INSTRUCTIONS FOR THE TASK: Review the material line by line. Identify and copy every line that contains the string "https".

··· LISTED ENTRIES

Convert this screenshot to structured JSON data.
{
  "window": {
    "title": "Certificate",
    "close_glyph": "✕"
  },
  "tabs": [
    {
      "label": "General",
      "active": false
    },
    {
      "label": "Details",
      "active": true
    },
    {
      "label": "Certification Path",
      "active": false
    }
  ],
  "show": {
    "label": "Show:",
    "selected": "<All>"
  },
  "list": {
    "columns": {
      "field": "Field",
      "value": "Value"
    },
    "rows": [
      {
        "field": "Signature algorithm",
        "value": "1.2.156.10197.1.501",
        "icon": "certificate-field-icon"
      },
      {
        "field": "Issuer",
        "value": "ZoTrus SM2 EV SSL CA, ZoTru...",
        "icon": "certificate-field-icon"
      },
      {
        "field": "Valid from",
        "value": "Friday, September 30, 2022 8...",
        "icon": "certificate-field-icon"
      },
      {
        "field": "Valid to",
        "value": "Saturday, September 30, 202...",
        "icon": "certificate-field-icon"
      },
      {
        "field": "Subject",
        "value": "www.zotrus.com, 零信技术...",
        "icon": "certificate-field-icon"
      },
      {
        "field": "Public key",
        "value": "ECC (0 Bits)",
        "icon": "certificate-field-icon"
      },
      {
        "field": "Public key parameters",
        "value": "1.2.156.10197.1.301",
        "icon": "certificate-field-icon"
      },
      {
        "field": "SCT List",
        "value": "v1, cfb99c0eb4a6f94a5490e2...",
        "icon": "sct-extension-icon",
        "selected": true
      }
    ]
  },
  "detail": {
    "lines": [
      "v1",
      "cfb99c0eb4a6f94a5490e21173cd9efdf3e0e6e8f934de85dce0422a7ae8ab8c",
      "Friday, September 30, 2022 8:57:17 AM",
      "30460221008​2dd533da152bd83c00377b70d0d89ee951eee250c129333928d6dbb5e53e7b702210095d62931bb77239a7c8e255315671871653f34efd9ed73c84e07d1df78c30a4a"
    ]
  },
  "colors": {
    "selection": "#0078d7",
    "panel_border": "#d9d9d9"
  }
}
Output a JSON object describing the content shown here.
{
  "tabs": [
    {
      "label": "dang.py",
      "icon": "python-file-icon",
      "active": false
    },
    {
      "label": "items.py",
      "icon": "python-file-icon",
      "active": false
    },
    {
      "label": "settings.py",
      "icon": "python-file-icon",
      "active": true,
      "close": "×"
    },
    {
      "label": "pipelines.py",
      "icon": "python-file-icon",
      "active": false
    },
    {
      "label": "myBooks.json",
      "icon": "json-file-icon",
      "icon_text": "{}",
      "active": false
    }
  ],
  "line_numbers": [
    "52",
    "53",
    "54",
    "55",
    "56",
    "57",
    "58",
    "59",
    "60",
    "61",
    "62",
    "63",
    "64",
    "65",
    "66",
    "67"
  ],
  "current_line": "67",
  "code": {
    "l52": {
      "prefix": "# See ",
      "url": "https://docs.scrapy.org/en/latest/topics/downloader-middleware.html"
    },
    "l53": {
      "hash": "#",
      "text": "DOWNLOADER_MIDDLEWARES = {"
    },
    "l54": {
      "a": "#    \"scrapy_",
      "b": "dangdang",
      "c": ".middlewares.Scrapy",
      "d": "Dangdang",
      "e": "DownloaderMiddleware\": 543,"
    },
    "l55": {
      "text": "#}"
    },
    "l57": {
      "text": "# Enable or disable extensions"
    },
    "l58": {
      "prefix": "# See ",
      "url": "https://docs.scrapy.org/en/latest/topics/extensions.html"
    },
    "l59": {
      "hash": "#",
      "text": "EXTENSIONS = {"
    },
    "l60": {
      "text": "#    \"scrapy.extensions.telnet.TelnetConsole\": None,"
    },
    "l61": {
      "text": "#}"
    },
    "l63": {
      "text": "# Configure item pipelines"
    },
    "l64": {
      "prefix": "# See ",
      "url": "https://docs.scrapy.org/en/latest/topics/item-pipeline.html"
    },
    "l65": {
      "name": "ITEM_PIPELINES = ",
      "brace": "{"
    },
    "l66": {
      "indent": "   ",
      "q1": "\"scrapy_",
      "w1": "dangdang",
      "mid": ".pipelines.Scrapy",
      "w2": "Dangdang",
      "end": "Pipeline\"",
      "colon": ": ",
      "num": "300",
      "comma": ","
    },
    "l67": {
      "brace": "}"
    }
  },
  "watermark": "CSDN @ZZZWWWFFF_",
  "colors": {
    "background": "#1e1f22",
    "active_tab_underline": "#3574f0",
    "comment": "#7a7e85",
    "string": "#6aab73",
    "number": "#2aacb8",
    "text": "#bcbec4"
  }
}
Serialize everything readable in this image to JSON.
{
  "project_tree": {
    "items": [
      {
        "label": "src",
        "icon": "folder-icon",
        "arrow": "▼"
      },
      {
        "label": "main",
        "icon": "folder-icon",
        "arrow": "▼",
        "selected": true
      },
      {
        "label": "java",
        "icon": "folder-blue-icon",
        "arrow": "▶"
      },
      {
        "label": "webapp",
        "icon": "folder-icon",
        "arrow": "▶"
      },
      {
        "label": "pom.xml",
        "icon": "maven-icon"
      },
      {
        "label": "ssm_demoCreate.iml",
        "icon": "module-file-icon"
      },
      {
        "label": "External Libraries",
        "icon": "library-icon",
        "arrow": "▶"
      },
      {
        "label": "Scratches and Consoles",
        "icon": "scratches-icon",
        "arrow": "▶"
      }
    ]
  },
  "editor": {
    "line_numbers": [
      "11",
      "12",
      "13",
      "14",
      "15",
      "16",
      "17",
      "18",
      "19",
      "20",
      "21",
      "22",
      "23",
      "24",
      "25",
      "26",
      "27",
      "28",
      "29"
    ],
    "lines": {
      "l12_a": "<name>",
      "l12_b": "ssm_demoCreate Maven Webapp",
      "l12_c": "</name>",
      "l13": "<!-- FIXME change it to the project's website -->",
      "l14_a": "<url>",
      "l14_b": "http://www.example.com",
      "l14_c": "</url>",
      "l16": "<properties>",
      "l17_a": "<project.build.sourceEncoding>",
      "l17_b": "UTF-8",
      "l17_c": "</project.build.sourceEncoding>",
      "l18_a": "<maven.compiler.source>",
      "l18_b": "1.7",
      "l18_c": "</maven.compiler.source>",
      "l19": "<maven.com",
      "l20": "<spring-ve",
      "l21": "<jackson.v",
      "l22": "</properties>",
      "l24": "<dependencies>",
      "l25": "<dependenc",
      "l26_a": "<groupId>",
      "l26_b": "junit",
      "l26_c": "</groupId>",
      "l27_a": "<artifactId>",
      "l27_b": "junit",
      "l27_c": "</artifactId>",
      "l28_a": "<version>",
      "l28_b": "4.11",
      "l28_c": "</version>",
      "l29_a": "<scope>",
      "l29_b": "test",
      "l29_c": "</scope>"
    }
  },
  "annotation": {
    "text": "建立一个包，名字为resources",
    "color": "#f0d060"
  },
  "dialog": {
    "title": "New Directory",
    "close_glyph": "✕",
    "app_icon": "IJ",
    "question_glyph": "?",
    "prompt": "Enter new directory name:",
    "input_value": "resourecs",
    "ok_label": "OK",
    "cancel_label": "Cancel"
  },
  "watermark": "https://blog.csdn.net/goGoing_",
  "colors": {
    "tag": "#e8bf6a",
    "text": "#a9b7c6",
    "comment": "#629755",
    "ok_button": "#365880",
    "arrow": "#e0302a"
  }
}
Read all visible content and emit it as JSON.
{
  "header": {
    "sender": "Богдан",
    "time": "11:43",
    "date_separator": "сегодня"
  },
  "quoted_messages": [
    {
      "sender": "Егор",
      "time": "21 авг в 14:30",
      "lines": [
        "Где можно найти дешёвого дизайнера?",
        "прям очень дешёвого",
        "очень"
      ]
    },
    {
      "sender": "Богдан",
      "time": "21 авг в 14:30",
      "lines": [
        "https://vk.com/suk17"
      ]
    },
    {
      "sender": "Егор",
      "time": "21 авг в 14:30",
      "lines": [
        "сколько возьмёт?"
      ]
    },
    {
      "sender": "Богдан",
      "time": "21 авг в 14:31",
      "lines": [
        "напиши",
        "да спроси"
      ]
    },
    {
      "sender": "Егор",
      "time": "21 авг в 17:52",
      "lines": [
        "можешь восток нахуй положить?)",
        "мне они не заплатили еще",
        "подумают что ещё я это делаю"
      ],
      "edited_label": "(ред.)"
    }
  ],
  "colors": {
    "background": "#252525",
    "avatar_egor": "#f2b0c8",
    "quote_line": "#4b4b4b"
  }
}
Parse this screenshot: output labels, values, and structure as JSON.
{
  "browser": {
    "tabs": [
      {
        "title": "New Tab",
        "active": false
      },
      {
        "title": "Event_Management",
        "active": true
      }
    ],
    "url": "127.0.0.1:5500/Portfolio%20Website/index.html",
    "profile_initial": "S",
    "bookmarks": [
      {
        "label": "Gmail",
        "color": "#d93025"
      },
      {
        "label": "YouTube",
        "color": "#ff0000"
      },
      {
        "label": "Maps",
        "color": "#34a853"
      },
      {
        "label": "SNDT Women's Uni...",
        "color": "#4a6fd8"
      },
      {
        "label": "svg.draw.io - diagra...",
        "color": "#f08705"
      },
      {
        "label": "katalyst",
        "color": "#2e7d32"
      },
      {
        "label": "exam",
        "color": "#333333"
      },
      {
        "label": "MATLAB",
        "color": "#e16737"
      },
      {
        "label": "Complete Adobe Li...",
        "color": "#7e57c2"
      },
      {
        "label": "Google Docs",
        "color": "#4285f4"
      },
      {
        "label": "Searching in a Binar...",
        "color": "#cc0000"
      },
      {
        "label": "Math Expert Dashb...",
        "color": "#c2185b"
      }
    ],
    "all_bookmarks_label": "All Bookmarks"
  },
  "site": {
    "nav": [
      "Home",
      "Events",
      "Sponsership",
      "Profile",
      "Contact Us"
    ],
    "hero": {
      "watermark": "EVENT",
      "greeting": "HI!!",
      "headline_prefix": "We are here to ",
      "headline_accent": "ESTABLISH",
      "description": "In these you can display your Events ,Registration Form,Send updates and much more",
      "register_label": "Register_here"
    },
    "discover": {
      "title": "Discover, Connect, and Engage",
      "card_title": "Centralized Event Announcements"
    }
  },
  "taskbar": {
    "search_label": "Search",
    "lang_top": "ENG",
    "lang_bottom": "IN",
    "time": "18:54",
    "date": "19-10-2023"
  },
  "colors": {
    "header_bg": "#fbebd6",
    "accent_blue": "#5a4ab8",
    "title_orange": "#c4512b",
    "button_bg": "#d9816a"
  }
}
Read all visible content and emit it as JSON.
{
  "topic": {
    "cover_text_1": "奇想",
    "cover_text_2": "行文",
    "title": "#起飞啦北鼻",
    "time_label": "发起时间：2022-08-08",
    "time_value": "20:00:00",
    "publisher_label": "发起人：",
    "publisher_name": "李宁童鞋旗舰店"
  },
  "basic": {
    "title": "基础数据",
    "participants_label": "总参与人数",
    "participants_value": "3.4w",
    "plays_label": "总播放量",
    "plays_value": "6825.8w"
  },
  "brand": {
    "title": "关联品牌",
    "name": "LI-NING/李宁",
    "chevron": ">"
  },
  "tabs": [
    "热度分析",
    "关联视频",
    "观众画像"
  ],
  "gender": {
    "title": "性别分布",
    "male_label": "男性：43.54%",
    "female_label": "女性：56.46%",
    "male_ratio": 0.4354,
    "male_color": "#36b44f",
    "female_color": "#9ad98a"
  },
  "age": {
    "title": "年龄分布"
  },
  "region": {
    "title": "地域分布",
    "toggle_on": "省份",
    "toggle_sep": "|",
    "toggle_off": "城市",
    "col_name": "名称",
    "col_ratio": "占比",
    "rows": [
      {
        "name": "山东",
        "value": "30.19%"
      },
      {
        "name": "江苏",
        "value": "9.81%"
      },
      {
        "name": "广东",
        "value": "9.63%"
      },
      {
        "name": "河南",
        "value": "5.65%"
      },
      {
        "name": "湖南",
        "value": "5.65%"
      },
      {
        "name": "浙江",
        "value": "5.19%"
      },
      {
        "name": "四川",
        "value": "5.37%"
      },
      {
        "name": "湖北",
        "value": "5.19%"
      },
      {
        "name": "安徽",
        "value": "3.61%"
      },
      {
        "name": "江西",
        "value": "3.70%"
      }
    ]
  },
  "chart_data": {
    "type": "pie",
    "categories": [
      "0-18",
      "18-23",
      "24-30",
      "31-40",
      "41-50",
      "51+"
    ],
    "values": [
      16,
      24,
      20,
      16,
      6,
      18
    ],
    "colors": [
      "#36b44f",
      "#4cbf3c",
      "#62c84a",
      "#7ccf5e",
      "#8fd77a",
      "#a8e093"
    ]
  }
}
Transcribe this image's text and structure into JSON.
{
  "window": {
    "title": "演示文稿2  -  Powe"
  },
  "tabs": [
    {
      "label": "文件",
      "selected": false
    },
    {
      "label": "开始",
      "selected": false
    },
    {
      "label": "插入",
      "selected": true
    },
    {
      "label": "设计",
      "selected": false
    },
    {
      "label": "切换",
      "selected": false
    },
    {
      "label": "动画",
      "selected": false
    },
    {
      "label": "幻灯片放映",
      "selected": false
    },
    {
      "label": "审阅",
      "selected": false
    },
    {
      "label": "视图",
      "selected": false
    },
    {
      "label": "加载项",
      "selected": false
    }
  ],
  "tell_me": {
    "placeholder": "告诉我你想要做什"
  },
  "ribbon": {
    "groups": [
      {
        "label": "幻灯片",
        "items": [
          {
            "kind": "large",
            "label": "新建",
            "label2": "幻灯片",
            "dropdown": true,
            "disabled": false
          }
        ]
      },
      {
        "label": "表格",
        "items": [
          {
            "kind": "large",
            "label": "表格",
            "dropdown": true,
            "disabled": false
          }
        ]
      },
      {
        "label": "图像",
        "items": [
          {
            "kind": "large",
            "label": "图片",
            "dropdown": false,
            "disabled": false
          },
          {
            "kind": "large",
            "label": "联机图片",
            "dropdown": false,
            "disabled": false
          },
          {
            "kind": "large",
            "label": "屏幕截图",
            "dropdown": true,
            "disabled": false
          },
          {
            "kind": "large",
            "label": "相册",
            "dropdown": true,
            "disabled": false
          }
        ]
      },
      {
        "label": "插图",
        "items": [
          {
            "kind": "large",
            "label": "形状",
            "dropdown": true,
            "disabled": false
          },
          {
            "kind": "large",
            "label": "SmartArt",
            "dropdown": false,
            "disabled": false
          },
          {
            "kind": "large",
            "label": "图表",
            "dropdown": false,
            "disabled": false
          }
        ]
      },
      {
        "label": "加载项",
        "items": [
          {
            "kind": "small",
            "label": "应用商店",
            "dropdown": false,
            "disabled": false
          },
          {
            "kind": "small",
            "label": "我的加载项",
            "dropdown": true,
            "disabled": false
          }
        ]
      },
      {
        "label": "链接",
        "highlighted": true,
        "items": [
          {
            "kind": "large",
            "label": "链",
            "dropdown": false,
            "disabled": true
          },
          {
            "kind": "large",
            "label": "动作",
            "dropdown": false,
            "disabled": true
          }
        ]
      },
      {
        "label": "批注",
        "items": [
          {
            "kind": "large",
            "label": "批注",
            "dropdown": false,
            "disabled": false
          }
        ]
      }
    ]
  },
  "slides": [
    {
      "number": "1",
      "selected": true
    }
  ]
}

······

REPLY:
      "url": "https://docs.scrapy.org/en/latest/topics/downloader-middleware.html"
      "url": "https://docs.scrapy.org/en/latest/topics/extensions.html"
      "url": "https://docs.scrapy.org/en/latest/topics/item-pipeline.html"
  "watermark": "https://blog.csdn.net/goGoing_",
        "https://vk.com/suk17"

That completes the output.